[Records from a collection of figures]
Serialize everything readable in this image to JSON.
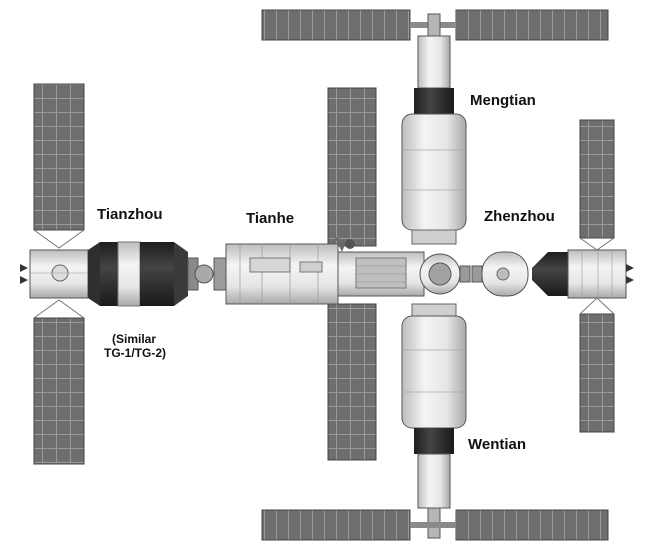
{
  "labels": {
    "mengtian": "Mengtian",
    "tianzhou": "Tianzhou",
    "tianhe": "Tianhe",
    "zhenzhou": "Zhenzhou",
    "similar_line1": "(Similar",
    "similar_line2": "TG-1/TG-2)",
    "wentian": "Wentian"
  },
  "colors": {
    "panel": "#6e6e6e",
    "panel_grid": "#9a9a9a",
    "module_body": "#ececec",
    "module_shade": "#bdbdbd",
    "dark_band": "#2a2a2a",
    "outline": "#555555"
  },
  "icons": [
    "solar-array",
    "docking-port",
    "sensor-dish"
  ]
}
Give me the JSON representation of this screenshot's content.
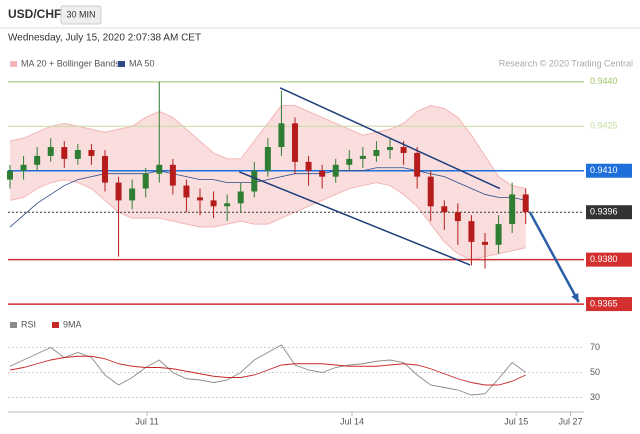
{
  "header": {
    "symbol": "USD/CHF",
    "timeframe": "30 MIN",
    "timestamp": "Wednesday, July 15, 2020 2:07:38 AM CET",
    "credit": "Research © 2020 Trading Central"
  },
  "chart_data": [
    {
      "type": "candlestick",
      "x": [
        0,
        1,
        2,
        3,
        4,
        5,
        6,
        7,
        8,
        9,
        10,
        11,
        12,
        13,
        14,
        15,
        16,
        17,
        18,
        19,
        20,
        21,
        22,
        23,
        24,
        25,
        26,
        27,
        28,
        29,
        30,
        31,
        32,
        33,
        34,
        35,
        36,
        37,
        38
      ],
      "open": [
        0.9407,
        0.941,
        0.9412,
        0.9415,
        0.9418,
        0.9414,
        0.9417,
        0.9415,
        0.9406,
        0.94,
        0.9404,
        0.9409,
        0.9412,
        0.9405,
        0.9401,
        0.94,
        0.9398,
        0.9399,
        0.9403,
        0.941,
        0.9418,
        0.9426,
        0.9413,
        0.941,
        0.9408,
        0.9412,
        0.9414,
        0.9415,
        0.9417,
        0.9418,
        0.9416,
        0.9408,
        0.9398,
        0.9396,
        0.9393,
        0.9386,
        0.9385,
        0.9392,
        0.9402
      ],
      "high": [
        0.9412,
        0.9415,
        0.9418,
        0.9421,
        0.942,
        0.9419,
        0.9419,
        0.9417,
        0.9408,
        0.9407,
        0.9411,
        0.944,
        0.9414,
        0.9407,
        0.9404,
        0.9403,
        0.9402,
        0.9406,
        0.9413,
        0.9421,
        0.9437,
        0.9428,
        0.9415,
        0.9412,
        0.9414,
        0.9417,
        0.9418,
        0.942,
        0.9421,
        0.942,
        0.9418,
        0.941,
        0.94,
        0.9399,
        0.9395,
        0.9389,
        0.9395,
        0.9406,
        0.9404
      ],
      "low": [
        0.9404,
        0.9407,
        0.941,
        0.9413,
        0.9411,
        0.9412,
        0.9412,
        0.9403,
        0.9381,
        0.9397,
        0.9401,
        0.9406,
        0.9402,
        0.9396,
        0.9395,
        0.9394,
        0.9393,
        0.9396,
        0.9401,
        0.9408,
        0.9415,
        0.9409,
        0.9405,
        0.9404,
        0.9406,
        0.941,
        0.9411,
        0.9413,
        0.9414,
        0.9412,
        0.9404,
        0.9393,
        0.939,
        0.9385,
        0.9378,
        0.9377,
        0.9382,
        0.9389,
        0.9392
      ],
      "close": [
        0.941,
        0.9412,
        0.9415,
        0.9418,
        0.9414,
        0.9417,
        0.9415,
        0.9406,
        0.94,
        0.9404,
        0.9409,
        0.9412,
        0.9405,
        0.9401,
        0.94,
        0.9398,
        0.9399,
        0.9403,
        0.941,
        0.9418,
        0.9426,
        0.9413,
        0.941,
        0.9408,
        0.9412,
        0.9414,
        0.9415,
        0.9417,
        0.9418,
        0.9416,
        0.9408,
        0.9398,
        0.9396,
        0.9393,
        0.9386,
        0.9385,
        0.9392,
        0.9402,
        0.9396
      ],
      "up_color": "#2e7d32",
      "down_color": "#b71c1c",
      "series": [
        {
          "name": "MA 20 + Bollinger Bands",
          "color": "#f4b6b6",
          "upper": [
            0.942,
            0.9421,
            0.9423,
            0.9425,
            0.9426,
            0.9425,
            0.9424,
            0.9423,
            0.9424,
            0.9425,
            0.9428,
            0.943,
            0.9428,
            0.9424,
            0.942,
            0.9416,
            0.9414,
            0.9414,
            0.942,
            0.9426,
            0.9432,
            0.9432,
            0.943,
            0.9428,
            0.9426,
            0.9424,
            0.9422,
            0.9423,
            0.9424,
            0.9426,
            0.943,
            0.9432,
            0.9431,
            0.9428,
            0.9422,
            0.9415,
            0.9408,
            0.9405,
            0.9404
          ],
          "lower": [
            0.94,
            0.9401,
            0.9404,
            0.9406,
            0.9407,
            0.9406,
            0.9404,
            0.94,
            0.9396,
            0.9394,
            0.9394,
            0.9394,
            0.9393,
            0.9392,
            0.9391,
            0.9391,
            0.9392,
            0.9393,
            0.9392,
            0.9392,
            0.9394,
            0.9396,
            0.9398,
            0.94,
            0.9402,
            0.9404,
            0.9405,
            0.9406,
            0.9405,
            0.9402,
            0.9398,
            0.9392,
            0.9386,
            0.9382,
            0.938,
            0.9381,
            0.9382,
            0.9383,
            0.9384
          ]
        },
        {
          "name": "MA 50",
          "color": "#2c4a86",
          "values": [
            0.9391,
            0.9395,
            0.9399,
            0.9402,
            0.9405,
            0.9407,
            0.9408,
            0.9409,
            0.9409,
            0.9409,
            0.9409,
            0.941,
            0.9409,
            0.9408,
            0.9407,
            0.9407,
            0.9406,
            0.9406,
            0.9406,
            0.9407,
            0.9408,
            0.9409,
            0.9409,
            0.9409,
            0.941,
            0.941,
            0.941,
            0.9411,
            0.9411,
            0.9411,
            0.941,
            0.9409,
            0.9408,
            0.9406,
            0.9404,
            0.9402,
            0.9401,
            0.9401,
            0.94
          ]
        }
      ],
      "levels": [
        {
          "value": 0.944,
          "label": "0.9440",
          "color": "#9fc36a",
          "label_style": "text"
        },
        {
          "value": 0.9425,
          "label": "0.9425",
          "color": "#c5dca0",
          "label_style": "text"
        },
        {
          "value": 0.941,
          "label": "0.9410",
          "color": "#1e6fd9",
          "label_style": "box"
        },
        {
          "value": 0.9396,
          "label": "0.9396",
          "color": "#333333",
          "label_style": "box",
          "dashed": true
        },
        {
          "value": 0.938,
          "label": "0.9380",
          "color": "#d32f2f",
          "label_style": "box"
        },
        {
          "value": 0.9365,
          "label": "0.9365",
          "color": "#d32f2f",
          "label_style": "box"
        }
      ],
      "trendlines": [
        {
          "x": [
            19.9,
            36.1
          ],
          "y": [
            0.9438,
            0.9404
          ],
          "color": "#1f3d7a"
        },
        {
          "x": [
            16.9,
            33.9
          ],
          "y": [
            0.94096,
            0.93782
          ],
          "color": "#1f3d7a"
        }
      ],
      "arrow": {
        "x": [
          38.3,
          41.9
        ],
        "y": [
          0.93961,
          0.93657
        ],
        "color": "#2a5fa8"
      },
      "xlim": [
        0,
        42
      ],
      "ylim": [
        0.9363,
        0.9444
      ]
    },
    {
      "type": "line",
      "x": [
        0,
        1,
        2,
        3,
        4,
        5,
        6,
        7,
        8,
        9,
        10,
        11,
        12,
        13,
        14,
        15,
        16,
        17,
        18,
        19,
        20,
        21,
        22,
        23,
        24,
        25,
        26,
        27,
        28,
        29,
        30,
        31,
        32,
        33,
        34,
        35,
        36,
        37,
        38
      ],
      "series": [
        {
          "name": "RSI",
          "color": "#8a8a8a",
          "values": [
            55,
            60,
            65,
            70,
            62,
            66,
            62,
            48,
            40,
            46,
            54,
            60,
            50,
            45,
            44,
            42,
            44,
            50,
            60,
            66,
            72,
            56,
            52,
            50,
            54,
            56,
            57,
            59,
            60,
            58,
            48,
            40,
            38,
            36,
            32,
            33,
            45,
            58,
            50
          ]
        },
        {
          "name": "9MA",
          "color": "#c62828",
          "values": [
            52,
            54,
            57,
            60,
            62,
            63,
            63,
            61,
            57,
            55,
            54,
            54,
            53,
            51,
            49,
            47,
            46,
            46,
            48,
            52,
            56,
            57,
            57,
            57,
            56,
            55,
            55,
            55,
            56,
            57,
            56,
            53,
            49,
            45,
            42,
            40,
            40,
            43,
            48
          ]
        }
      ],
      "xlim": [
        0,
        42
      ],
      "ylim": [
        20,
        84
      ],
      "yticks": [
        30,
        50,
        70
      ],
      "xticks": [
        {
          "value": 10.1,
          "label": "Jul 11"
        },
        {
          "value": 25.2,
          "label": "Jul 14"
        },
        {
          "value": 37.3,
          "label": "Jul 15"
        },
        {
          "value": 41.3,
          "label": "Jul 27"
        }
      ]
    }
  ]
}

Stated task
Report the number of lines in the listing above that include the word "this", and nothing else.

Complete output
2